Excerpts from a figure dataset
========================

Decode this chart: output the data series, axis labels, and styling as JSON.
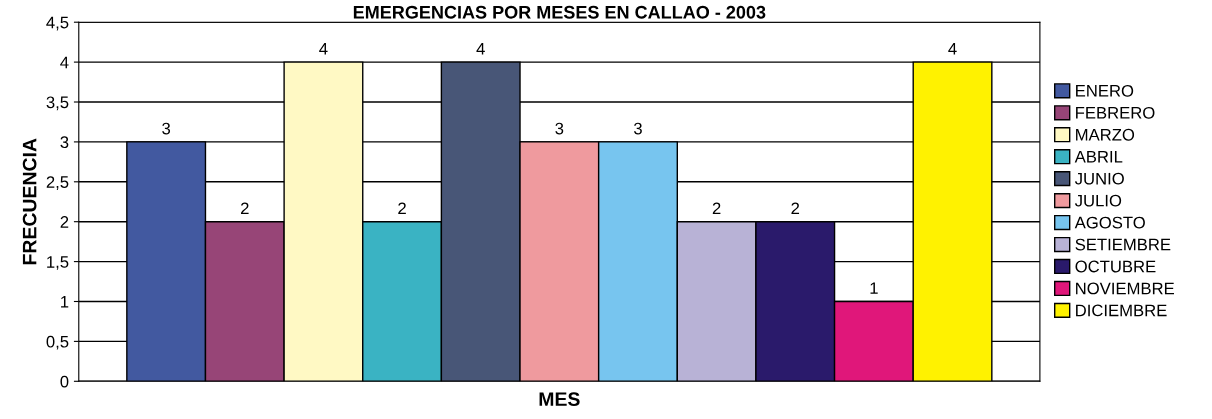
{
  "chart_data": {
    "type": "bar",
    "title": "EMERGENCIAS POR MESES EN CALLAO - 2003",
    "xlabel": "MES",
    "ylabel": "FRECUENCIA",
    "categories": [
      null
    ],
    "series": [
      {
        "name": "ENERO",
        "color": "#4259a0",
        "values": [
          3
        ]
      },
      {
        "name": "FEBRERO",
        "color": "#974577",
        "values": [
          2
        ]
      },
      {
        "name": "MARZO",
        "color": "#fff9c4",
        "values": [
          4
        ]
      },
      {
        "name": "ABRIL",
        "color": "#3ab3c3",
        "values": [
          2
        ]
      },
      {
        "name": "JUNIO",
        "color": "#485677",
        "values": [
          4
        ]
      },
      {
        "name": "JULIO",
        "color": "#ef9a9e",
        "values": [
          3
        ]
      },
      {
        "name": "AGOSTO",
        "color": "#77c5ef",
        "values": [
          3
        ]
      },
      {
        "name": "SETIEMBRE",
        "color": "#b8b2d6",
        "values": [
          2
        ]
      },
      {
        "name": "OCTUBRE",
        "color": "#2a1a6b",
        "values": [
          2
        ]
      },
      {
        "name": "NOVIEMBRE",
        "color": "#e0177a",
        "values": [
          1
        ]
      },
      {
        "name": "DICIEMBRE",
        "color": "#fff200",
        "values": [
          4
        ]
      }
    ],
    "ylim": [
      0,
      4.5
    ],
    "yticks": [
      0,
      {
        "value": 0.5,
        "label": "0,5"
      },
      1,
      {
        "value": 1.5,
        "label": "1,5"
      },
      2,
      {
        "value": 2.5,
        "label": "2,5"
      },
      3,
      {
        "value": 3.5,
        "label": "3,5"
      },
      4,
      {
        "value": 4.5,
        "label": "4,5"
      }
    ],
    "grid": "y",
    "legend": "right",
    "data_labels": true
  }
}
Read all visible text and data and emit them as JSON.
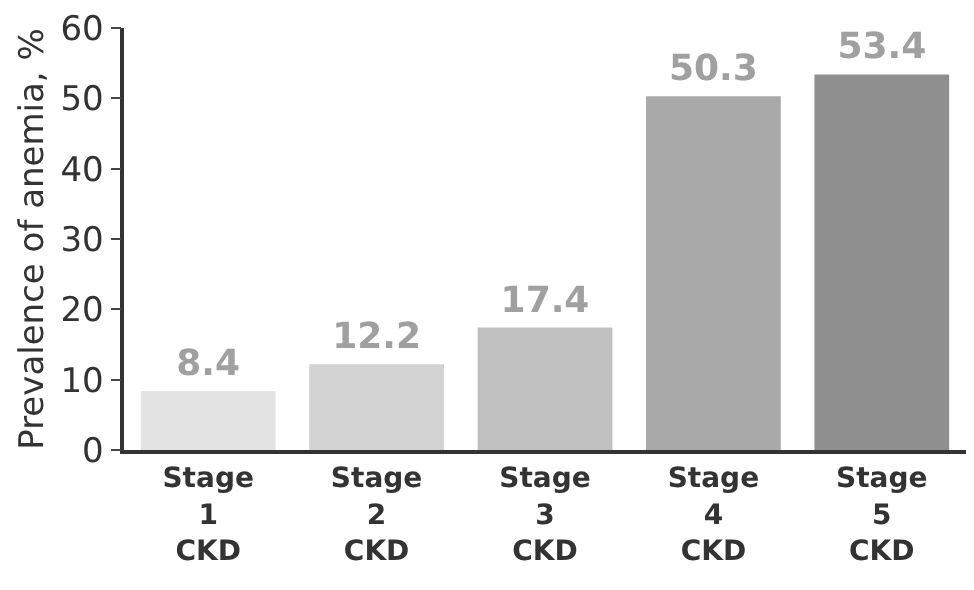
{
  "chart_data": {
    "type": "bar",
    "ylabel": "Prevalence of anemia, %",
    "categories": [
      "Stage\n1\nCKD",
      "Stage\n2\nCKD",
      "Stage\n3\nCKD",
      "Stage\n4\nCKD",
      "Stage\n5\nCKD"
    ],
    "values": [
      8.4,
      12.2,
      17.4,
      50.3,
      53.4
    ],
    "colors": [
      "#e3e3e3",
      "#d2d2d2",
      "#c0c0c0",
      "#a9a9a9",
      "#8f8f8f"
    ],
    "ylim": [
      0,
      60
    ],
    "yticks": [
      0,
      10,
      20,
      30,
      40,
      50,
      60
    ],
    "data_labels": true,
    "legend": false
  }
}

========================

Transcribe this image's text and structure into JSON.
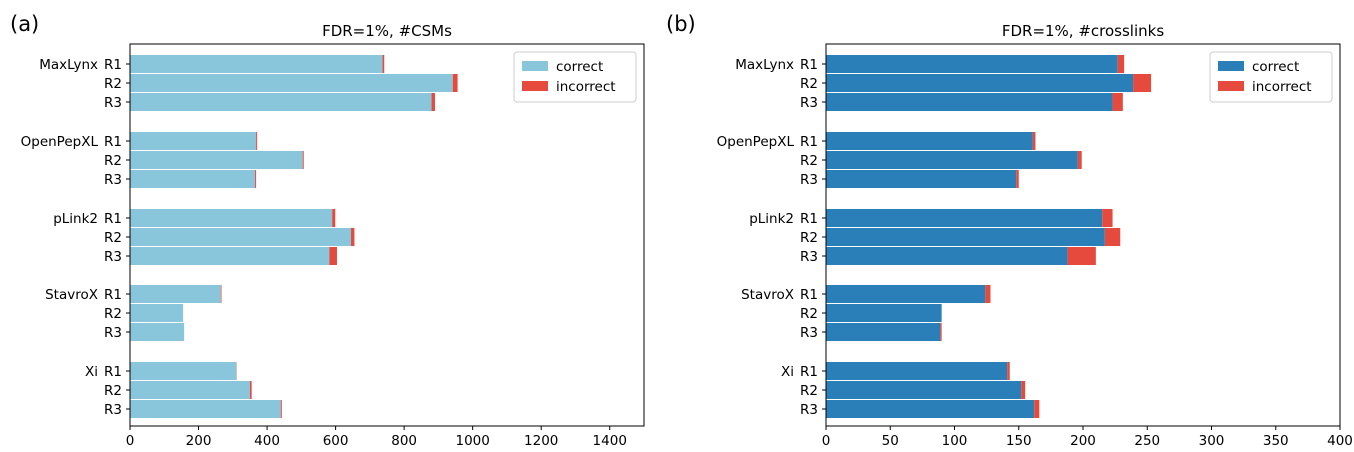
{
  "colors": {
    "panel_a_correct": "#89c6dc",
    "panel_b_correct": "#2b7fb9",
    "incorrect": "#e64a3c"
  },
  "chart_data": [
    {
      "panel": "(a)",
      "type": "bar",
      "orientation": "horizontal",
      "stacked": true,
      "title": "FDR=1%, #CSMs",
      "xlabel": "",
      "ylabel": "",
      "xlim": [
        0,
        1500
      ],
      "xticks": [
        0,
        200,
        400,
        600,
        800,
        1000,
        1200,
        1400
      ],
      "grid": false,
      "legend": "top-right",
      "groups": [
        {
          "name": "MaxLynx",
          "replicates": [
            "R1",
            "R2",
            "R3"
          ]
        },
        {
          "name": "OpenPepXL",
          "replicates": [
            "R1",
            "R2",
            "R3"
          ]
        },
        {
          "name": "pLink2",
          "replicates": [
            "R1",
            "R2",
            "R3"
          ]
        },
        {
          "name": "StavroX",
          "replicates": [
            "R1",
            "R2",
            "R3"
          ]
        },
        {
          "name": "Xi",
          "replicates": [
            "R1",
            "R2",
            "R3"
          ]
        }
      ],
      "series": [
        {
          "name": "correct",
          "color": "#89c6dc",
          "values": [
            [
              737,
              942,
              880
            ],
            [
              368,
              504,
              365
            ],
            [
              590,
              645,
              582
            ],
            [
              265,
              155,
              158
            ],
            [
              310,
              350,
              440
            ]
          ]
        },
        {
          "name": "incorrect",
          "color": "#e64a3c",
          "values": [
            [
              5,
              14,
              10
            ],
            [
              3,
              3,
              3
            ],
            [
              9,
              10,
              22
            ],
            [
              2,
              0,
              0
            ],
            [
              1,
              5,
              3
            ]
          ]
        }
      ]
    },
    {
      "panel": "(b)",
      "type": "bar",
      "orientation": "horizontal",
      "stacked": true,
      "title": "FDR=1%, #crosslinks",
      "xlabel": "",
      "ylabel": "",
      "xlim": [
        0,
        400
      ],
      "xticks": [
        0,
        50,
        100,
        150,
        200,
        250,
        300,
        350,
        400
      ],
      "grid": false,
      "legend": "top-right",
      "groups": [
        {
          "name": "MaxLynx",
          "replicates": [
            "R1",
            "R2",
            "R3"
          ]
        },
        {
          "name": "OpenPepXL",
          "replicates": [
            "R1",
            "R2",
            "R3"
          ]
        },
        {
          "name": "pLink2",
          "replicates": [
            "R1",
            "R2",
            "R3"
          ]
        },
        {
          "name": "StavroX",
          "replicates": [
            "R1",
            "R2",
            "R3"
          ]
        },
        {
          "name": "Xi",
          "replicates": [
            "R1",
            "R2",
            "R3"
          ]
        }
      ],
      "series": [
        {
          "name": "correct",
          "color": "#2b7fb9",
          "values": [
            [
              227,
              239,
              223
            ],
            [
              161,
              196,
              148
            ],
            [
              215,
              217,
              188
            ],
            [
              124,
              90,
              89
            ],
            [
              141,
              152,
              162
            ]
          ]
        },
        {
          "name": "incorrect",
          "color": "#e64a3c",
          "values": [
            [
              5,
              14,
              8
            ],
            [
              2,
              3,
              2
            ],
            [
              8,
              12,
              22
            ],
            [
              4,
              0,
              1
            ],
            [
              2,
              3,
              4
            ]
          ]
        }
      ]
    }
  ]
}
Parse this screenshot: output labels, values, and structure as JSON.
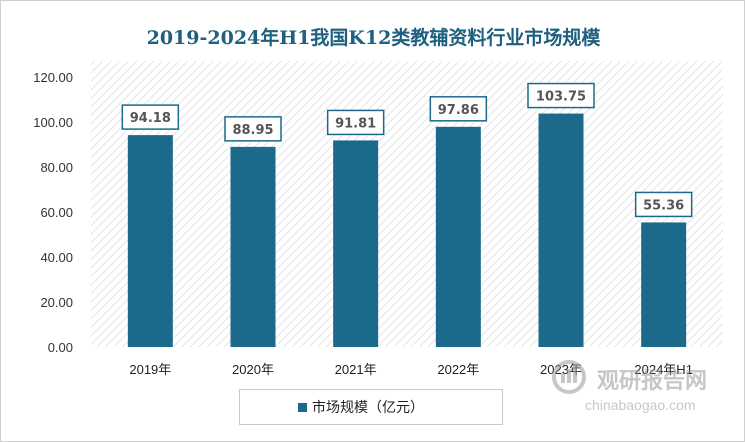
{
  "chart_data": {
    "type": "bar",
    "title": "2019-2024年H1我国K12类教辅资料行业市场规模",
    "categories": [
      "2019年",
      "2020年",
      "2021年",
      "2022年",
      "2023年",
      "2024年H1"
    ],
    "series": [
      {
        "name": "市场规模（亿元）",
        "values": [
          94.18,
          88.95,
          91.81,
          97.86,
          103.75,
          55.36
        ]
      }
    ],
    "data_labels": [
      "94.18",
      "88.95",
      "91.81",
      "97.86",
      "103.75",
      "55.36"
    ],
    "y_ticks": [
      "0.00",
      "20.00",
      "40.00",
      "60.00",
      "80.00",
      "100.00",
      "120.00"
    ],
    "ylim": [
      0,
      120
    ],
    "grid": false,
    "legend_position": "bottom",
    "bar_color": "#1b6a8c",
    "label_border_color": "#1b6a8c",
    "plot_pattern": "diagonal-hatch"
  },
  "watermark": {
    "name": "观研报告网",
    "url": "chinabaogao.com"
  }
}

========================

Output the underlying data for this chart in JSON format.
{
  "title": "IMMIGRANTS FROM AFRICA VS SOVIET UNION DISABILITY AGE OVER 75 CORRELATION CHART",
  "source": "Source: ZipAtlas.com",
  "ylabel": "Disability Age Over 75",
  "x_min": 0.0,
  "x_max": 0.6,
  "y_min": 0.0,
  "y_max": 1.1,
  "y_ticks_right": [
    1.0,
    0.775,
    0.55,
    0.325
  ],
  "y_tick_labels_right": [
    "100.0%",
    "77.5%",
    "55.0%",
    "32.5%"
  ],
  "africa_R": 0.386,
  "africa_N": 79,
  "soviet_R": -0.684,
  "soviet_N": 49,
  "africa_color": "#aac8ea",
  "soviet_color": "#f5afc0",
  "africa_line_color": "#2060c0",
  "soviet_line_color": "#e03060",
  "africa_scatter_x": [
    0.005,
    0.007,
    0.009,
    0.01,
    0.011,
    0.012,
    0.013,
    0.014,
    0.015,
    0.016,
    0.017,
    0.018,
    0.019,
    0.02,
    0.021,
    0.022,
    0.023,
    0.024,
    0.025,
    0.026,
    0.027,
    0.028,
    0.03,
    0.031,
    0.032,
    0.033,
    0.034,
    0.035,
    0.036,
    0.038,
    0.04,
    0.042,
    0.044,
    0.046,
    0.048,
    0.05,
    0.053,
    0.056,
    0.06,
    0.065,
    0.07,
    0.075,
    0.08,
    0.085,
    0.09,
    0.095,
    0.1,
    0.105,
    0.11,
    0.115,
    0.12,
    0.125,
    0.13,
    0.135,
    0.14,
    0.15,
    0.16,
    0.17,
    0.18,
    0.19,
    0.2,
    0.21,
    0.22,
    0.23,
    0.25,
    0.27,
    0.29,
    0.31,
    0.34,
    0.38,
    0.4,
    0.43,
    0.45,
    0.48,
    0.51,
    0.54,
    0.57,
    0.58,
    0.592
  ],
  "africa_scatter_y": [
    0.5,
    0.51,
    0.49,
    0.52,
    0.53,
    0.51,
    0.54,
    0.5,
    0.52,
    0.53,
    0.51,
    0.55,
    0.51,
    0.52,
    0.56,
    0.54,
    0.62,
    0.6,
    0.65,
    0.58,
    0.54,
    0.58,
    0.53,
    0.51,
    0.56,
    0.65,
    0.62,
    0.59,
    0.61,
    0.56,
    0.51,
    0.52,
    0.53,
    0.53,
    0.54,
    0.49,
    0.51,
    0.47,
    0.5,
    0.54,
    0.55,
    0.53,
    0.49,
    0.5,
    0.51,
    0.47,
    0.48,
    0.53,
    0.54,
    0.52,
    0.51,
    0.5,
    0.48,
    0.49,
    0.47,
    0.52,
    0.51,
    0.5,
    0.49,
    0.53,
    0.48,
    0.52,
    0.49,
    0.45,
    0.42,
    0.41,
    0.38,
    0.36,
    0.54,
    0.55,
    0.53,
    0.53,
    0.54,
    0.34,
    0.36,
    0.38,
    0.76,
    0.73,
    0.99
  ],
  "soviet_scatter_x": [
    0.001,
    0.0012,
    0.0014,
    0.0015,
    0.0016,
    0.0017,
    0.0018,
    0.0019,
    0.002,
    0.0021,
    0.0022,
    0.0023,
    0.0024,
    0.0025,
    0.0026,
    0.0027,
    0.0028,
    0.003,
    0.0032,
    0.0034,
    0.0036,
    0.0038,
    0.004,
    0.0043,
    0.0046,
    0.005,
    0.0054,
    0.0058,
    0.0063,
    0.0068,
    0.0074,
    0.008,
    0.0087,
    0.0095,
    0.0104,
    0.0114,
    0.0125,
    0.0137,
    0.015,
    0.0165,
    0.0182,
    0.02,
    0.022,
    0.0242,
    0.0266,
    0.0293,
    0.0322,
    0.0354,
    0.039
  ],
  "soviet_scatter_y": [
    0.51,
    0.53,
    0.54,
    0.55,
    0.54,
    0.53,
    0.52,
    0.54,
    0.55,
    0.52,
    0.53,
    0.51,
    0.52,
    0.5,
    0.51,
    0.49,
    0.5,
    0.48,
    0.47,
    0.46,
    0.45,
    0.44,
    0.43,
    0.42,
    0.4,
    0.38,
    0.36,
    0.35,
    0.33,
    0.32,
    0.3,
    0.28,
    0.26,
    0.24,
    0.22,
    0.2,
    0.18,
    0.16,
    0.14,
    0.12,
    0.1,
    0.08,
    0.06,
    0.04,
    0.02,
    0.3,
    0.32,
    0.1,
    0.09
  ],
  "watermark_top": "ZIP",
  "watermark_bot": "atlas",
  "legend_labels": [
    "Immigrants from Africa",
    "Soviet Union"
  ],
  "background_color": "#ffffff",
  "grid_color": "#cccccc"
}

========================

What to produce
Copy out all lines above that include the string "false".

Solution to this task
    "legend": false
      "grid": false,
      "grid": false,
    "grid": false,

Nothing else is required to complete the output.